» **SUPPLIED MATERIAL**:
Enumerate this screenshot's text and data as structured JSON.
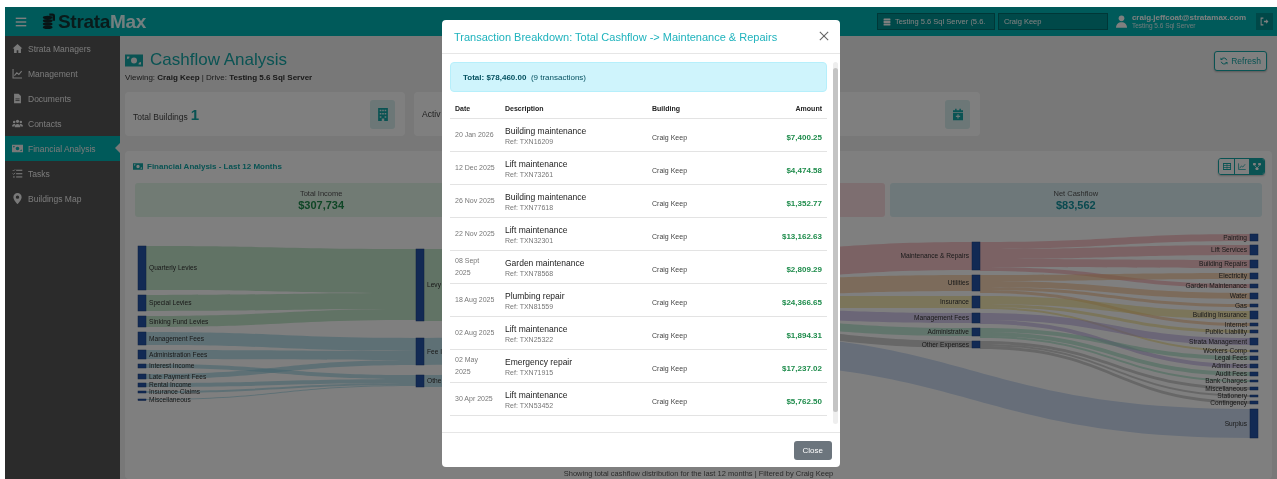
{
  "topbar": {
    "brand": {
      "part_1": "Strata",
      "part_2": "Max"
    },
    "server_select": {
      "value": "Testing 5.6 Sql Server (5.6."
    },
    "building_field": {
      "value": "Craig Keep"
    },
    "user": {
      "email": "craig.jeffcoat@stratamax.com",
      "server": "Testing 5.6 Sql Server"
    }
  },
  "sidebar": {
    "items": [
      {
        "label": "Strata Managers",
        "selected": false
      },
      {
        "label": "Management",
        "selected": false
      },
      {
        "label": "Documents",
        "selected": false
      },
      {
        "label": "Contacts",
        "selected": false
      },
      {
        "label": "Financial Analysis",
        "selected": true
      },
      {
        "label": "Tasks",
        "selected": false
      },
      {
        "label": "Buildings Map",
        "selected": false
      }
    ]
  },
  "page": {
    "title": "Cashflow Analysis",
    "subtitle": "Viewing: **Craig Keep**  | Drive: **Testing 5.6 Sql Server**",
    "refresh_button": "Refresh"
  },
  "stat_cards": [
    {
      "kind": "buildings",
      "label": "Total Buildings",
      "value": "1"
    },
    {
      "kind": "calendar",
      "label": "Activ"
    }
  ],
  "panel": {
    "title": "Financial Analysis - Last 12 Months",
    "view_buttons": [
      {
        "kind": "table",
        "selected": false
      },
      {
        "kind": "line",
        "selected": false
      },
      {
        "kind": "sankey",
        "selected": true
      }
    ],
    "tiles": [
      {
        "kind": "income",
        "label": "Total Income",
        "value": "$307,734"
      },
      {
        "kind": "expense"
      },
      {
        "kind": "net",
        "label": "Net Cashflow",
        "value": "$83,562"
      }
    ],
    "sankey": {
      "columns": [
        [
          {
            "label": "Quarterly Levies"
          },
          {
            "label": "Special Levies"
          },
          {
            "label": "Sinking Fund Levies"
          },
          {
            "label": "Management Fees"
          },
          {
            "label": "Administration Fees"
          },
          {
            "label": "Interest Income"
          },
          {
            "label": "Late Payment Fees"
          },
          {
            "label": "Rental Income"
          },
          {
            "label": "Insurance Claims"
          },
          {
            "label": "Miscellaneous"
          }
        ],
        [
          {
            "label": "Levy"
          },
          {
            "label": "Fee I"
          },
          {
            "label": "Othe"
          }
        ],
        [
          {
            "label": "Maintenance & Repairs"
          },
          {
            "label": "Utilities"
          },
          {
            "label": "Insurance"
          },
          {
            "label": "Management Fees"
          },
          {
            "label": "Administrative"
          },
          {
            "label": "Other Expenses"
          }
        ],
        [
          {
            "label": "Painting"
          },
          {
            "label": "Lift Services"
          },
          {
            "label": "Building Repairs"
          },
          {
            "label": "Electricity"
          },
          {
            "label": "Garden Maintenance"
          },
          {
            "label": "Water"
          },
          {
            "label": "Gas"
          },
          {
            "label": "Building Insurance"
          },
          {
            "label": "Internet"
          },
          {
            "label": "Public Liability"
          },
          {
            "label": "Strata Management"
          },
          {
            "label": "Workers Comp"
          },
          {
            "label": "Legal Fees"
          },
          {
            "label": "Admin Fees"
          },
          {
            "label": "Audit Fees"
          },
          {
            "label": "Bank Charges"
          },
          {
            "label": "Miscellaneous"
          },
          {
            "label": "Stationery"
          },
          {
            "label": "Contingency"
          },
          {
            "label": "Surplus"
          }
        ]
      ]
    },
    "caption": "Showing total cashflow distribution for the last 12 months | Filtered by Craig Keep"
  },
  "modal": {
    "title": "Transaction Breakdown: Total Cashflow -> Maintenance & Repairs",
    "total": "**Total: $78,460.00**  (9 transactions)",
    "columns": [
      "Date",
      "Description",
      "Building",
      "Amount"
    ],
    "rows": [
      {
        "date": "20 Jan 2026",
        "description": "Building maintenance",
        "ref": "Ref: TXN16209",
        "building": "Craig Keep",
        "amount": "$7,400.25"
      },
      {
        "date": "12 Dec 2025",
        "description": "Lift maintenance",
        "ref": "Ref: TXN73261",
        "building": "Craig Keep",
        "amount": "$4,474.58"
      },
      {
        "date": "26 Nov 2025",
        "description": "Building maintenance",
        "ref": "Ref: TXN77618",
        "building": "Craig Keep",
        "amount": "$1,352.77"
      },
      {
        "date": "22 Nov 2025",
        "description": "Lift maintenance",
        "ref": "Ref: TXN32301",
        "building": "Craig Keep",
        "amount": "$13,162.63"
      },
      {
        "date": "08 Sept 2025",
        "description": "Garden maintenance",
        "ref": "Ref: TXN78568",
        "building": "Craig Keep",
        "amount": "$2,809.29"
      },
      {
        "date": "18 Aug 2025",
        "description": "Plumbing repair",
        "ref": "Ref: TXN81559",
        "building": "Craig Keep",
        "amount": "$24,366.65"
      },
      {
        "date": "02 Aug 2025",
        "description": "Lift maintenance",
        "ref": "Ref: TXN25322",
        "building": "Craig Keep",
        "amount": "$1,894.31"
      },
      {
        "date": "02 May 2025",
        "description": "Emergency repair",
        "ref": "Ref: TXN71915",
        "building": "Craig Keep",
        "amount": "$17,237.02"
      },
      {
        "date": "30 Apr 2025",
        "description": "Lift maintenance",
        "ref": "Ref: TXN53452",
        "building": "Craig Keep",
        "amount": "$5,762.50"
      }
    ],
    "close_button": "Close"
  }
}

» **PROMPT**: The pictures should not appear in the copy; every other part of the records above must be returned exactly.

» **RESULT OF THE EXERCISE**:
Enumerate this screenshot's text and data as structured JSON.
{
  "topbar": {
    "brand": {
      "part_1": "Strata",
      "part_2": "Max"
    },
    "server_select": {
      "value": "Testing 5.6 Sql Server (5.6."
    },
    "building_field": {
      "value": "Craig Keep"
    },
    "user": {
      "email": "craig.jeffcoat@stratamax.com",
      "server": "Testing 5.6 Sql Server"
    }
  },
  "sidebar": {
    "items": [
      {
        "label": "Strata Managers",
        "selected": false
      },
      {
        "label": "Management",
        "selected": false
      },
      {
        "label": "Documents",
        "selected": false
      },
      {
        "label": "Contacts",
        "selected": false
      },
      {
        "label": "Financial Analysis",
        "selected": true
      },
      {
        "label": "Tasks",
        "selected": false
      },
      {
        "label": "Buildings Map",
        "selected": false
      }
    ]
  },
  "page": {
    "title": "Cashflow Analysis",
    "subtitle": "Viewing: **Craig Keep**  | Drive: **Testing 5.6 Sql Server**",
    "refresh_button": "Refresh"
  },
  "stat_cards": [
    {
      "kind": "buildings",
      "label": "Total Buildings",
      "value": "1"
    },
    {
      "kind": "calendar",
      "label": "Activ"
    }
  ],
  "panel": {
    "title": "Financial Analysis - Last 12 Months",
    "view_buttons": [
      {
        "kind": "table",
        "selected": false
      },
      {
        "kind": "line",
        "selected": false
      },
      {
        "kind": "sankey",
        "selected": true
      }
    ],
    "tiles": [
      {
        "kind": "income",
        "label": "Total Income",
        "value": "$307,734"
      },
      {
        "kind": "expense"
      },
      {
        "kind": "net",
        "label": "Net Cashflow",
        "value": "$83,562"
      }
    ],
    "sankey": {
      "columns": [
        [
          {
            "label": "Quarterly Levies"
          },
          {
            "label": "Special Levies"
          },
          {
            "label": "Sinking Fund Levies"
          },
          {
            "label": "Management Fees"
          },
          {
            "label": "Administration Fees"
          },
          {
            "label": "Interest Income"
          },
          {
            "label": "Late Payment Fees"
          },
          {
            "label": "Rental Income"
          },
          {
            "label": "Insurance Claims"
          },
          {
            "label": "Miscellaneous"
          }
        ],
        [
          {
            "label": "Levy"
          },
          {
            "label": "Fee I"
          },
          {
            "label": "Othe"
          }
        ],
        [
          {
            "label": "Maintenance & Repairs"
          },
          {
            "label": "Utilities"
          },
          {
            "label": "Insurance"
          },
          {
            "label": "Management Fees"
          },
          {
            "label": "Administrative"
          },
          {
            "label": "Other Expenses"
          }
        ],
        [
          {
            "label": "Painting"
          },
          {
            "label": "Lift Services"
          },
          {
            "label": "Building Repairs"
          },
          {
            "label": "Electricity"
          },
          {
            "label": "Garden Maintenance"
          },
          {
            "label": "Water"
          },
          {
            "label": "Gas"
          },
          {
            "label": "Building Insurance"
          },
          {
            "label": "Internet"
          },
          {
            "label": "Public Liability"
          },
          {
            "label": "Strata Management"
          },
          {
            "label": "Workers Comp"
          },
          {
            "label": "Legal Fees"
          },
          {
            "label": "Admin Fees"
          },
          {
            "label": "Audit Fees"
          },
          {
            "label": "Bank Charges"
          },
          {
            "label": "Miscellaneous"
          },
          {
            "label": "Stationery"
          },
          {
            "label": "Contingency"
          },
          {
            "label": "Surplus"
          }
        ]
      ]
    },
    "caption": "Showing total cashflow distribution for the last 12 months | Filtered by Craig Keep"
  },
  "modal": {
    "title": "Transaction Breakdown: Total Cashflow -> Maintenance & Repairs",
    "total": "**Total: $78,460.00**  (9 transactions)",
    "columns": [
      "Date",
      "Description",
      "Building",
      "Amount"
    ],
    "rows": [
      {
        "date": "20 Jan 2026",
        "description": "Building maintenance",
        "ref": "Ref: TXN16209",
        "building": "Craig Keep",
        "amount": "$7,400.25"
      },
      {
        "date": "12 Dec 2025",
        "description": "Lift maintenance",
        "ref": "Ref: TXN73261",
        "building": "Craig Keep",
        "amount": "$4,474.58"
      },
      {
        "date": "26 Nov 2025",
        "description": "Building maintenance",
        "ref": "Ref: TXN77618",
        "building": "Craig Keep",
        "amount": "$1,352.77"
      },
      {
        "date": "22 Nov 2025",
        "description": "Lift maintenance",
        "ref": "Ref: TXN32301",
        "building": "Craig Keep",
        "amount": "$13,162.63"
      },
      {
        "date": "08 Sept 2025",
        "description": "Garden maintenance",
        "ref": "Ref: TXN78568",
        "building": "Craig Keep",
        "amount": "$2,809.29"
      },
      {
        "date": "18 Aug 2025",
        "description": "Plumbing repair",
        "ref": "Ref: TXN81559",
        "building": "Craig Keep",
        "amount": "$24,366.65"
      },
      {
        "date": "02 Aug 2025",
        "description": "Lift maintenance",
        "ref": "Ref: TXN25322",
        "building": "Craig Keep",
        "amount": "$1,894.31"
      },
      {
        "date": "02 May 2025",
        "description": "Emergency repair",
        "ref": "Ref: TXN71915",
        "building": "Craig Keep",
        "amount": "$17,237.02"
      },
      {
        "date": "30 Apr 2025",
        "description": "Lift maintenance",
        "ref": "Ref: TXN53452",
        "building": "Craig Keep",
        "amount": "$5,762.50"
      }
    ],
    "close_button": "Close"
  }
}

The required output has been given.